__Aim__.
Images should be left out, and everything else in the listing reproduced exactly.

__Data rows__.

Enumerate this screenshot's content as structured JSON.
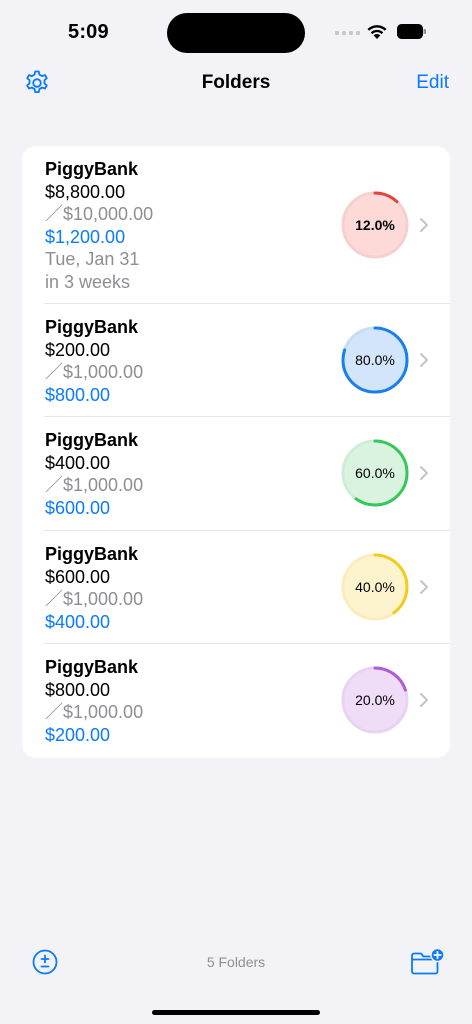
{
  "status": {
    "time": "5:09"
  },
  "nav": {
    "title": "Folders",
    "edit_label": "Edit"
  },
  "folders": [
    {
      "name": "PiggyBank",
      "balance": "$8,800.00",
      "goal": "／$10,000.00",
      "remaining": "$1,200.00",
      "date": "Tue, Jan 31",
      "relative": "in 3 weeks",
      "percent_label": "12.0%",
      "progress": 0.12,
      "color": "#e5423c",
      "fill": "#fdd9d8",
      "track": "#f6d0cf"
    },
    {
      "name": "PiggyBank",
      "balance": "$200.00",
      "goal": "／$1,000.00",
      "remaining": "$800.00",
      "percent_label": "80.0%",
      "progress": 0.8,
      "color": "#1a7ef0",
      "fill": "#d3e5fb",
      "track": "#c8dcf6"
    },
    {
      "name": "PiggyBank",
      "balance": "$400.00",
      "goal": "／$1,000.00",
      "remaining": "$600.00",
      "percent_label": "60.0%",
      "progress": 0.6,
      "color": "#35c759",
      "fill": "#d9f3df",
      "track": "#cdeed5"
    },
    {
      "name": "PiggyBank",
      "balance": "$600.00",
      "goal": "／$1,000.00",
      "remaining": "$400.00",
      "percent_label": "40.0%",
      "progress": 0.4,
      "color": "#f2cc1c",
      "fill": "#fdf3cc",
      "track": "#faecc0"
    },
    {
      "name": "PiggyBank",
      "balance": "$800.00",
      "goal": "／$1,000.00",
      "remaining": "$200.00",
      "percent_label": "20.0%",
      "progress": 0.2,
      "color": "#b05cd9",
      "fill": "#efdcf7",
      "track": "#e9d3f3"
    }
  ],
  "toolbar": {
    "count_label": "5 Folders",
    "left_icon": "plus-minus-circle-icon",
    "right_icon": "folder-badge-plus-icon"
  },
  "accent": "#0a7aff"
}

__Complete response__.
Enumerate this screenshot's content as structured JSON.
{
  "status": {
    "time": "5:09"
  },
  "nav": {
    "title": "Folders",
    "edit_label": "Edit"
  },
  "folders": [
    {
      "name": "PiggyBank",
      "balance": "$8,800.00",
      "goal": "／$10,000.00",
      "remaining": "$1,200.00",
      "date": "Tue, Jan 31",
      "relative": "in 3 weeks",
      "percent_label": "12.0%",
      "progress": 0.12,
      "color": "#e5423c",
      "fill": "#fdd9d8",
      "track": "#f6d0cf"
    },
    {
      "name": "PiggyBank",
      "balance": "$200.00",
      "goal": "／$1,000.00",
      "remaining": "$800.00",
      "percent_label": "80.0%",
      "progress": 0.8,
      "color": "#1a7ef0",
      "fill": "#d3e5fb",
      "track": "#c8dcf6"
    },
    {
      "name": "PiggyBank",
      "balance": "$400.00",
      "goal": "／$1,000.00",
      "remaining": "$600.00",
      "percent_label": "60.0%",
      "progress": 0.6,
      "color": "#35c759",
      "fill": "#d9f3df",
      "track": "#cdeed5"
    },
    {
      "name": "PiggyBank",
      "balance": "$600.00",
      "goal": "／$1,000.00",
      "remaining": "$400.00",
      "percent_label": "40.0%",
      "progress": 0.4,
      "color": "#f2cc1c",
      "fill": "#fdf3cc",
      "track": "#faecc0"
    },
    {
      "name": "PiggyBank",
      "balance": "$800.00",
      "goal": "／$1,000.00",
      "remaining": "$200.00",
      "percent_label": "20.0%",
      "progress": 0.2,
      "color": "#b05cd9",
      "fill": "#efdcf7",
      "track": "#e9d3f3"
    }
  ],
  "toolbar": {
    "count_label": "5 Folders",
    "left_icon": "plus-minus-circle-icon",
    "right_icon": "folder-badge-plus-icon"
  },
  "accent": "#0a7aff"
}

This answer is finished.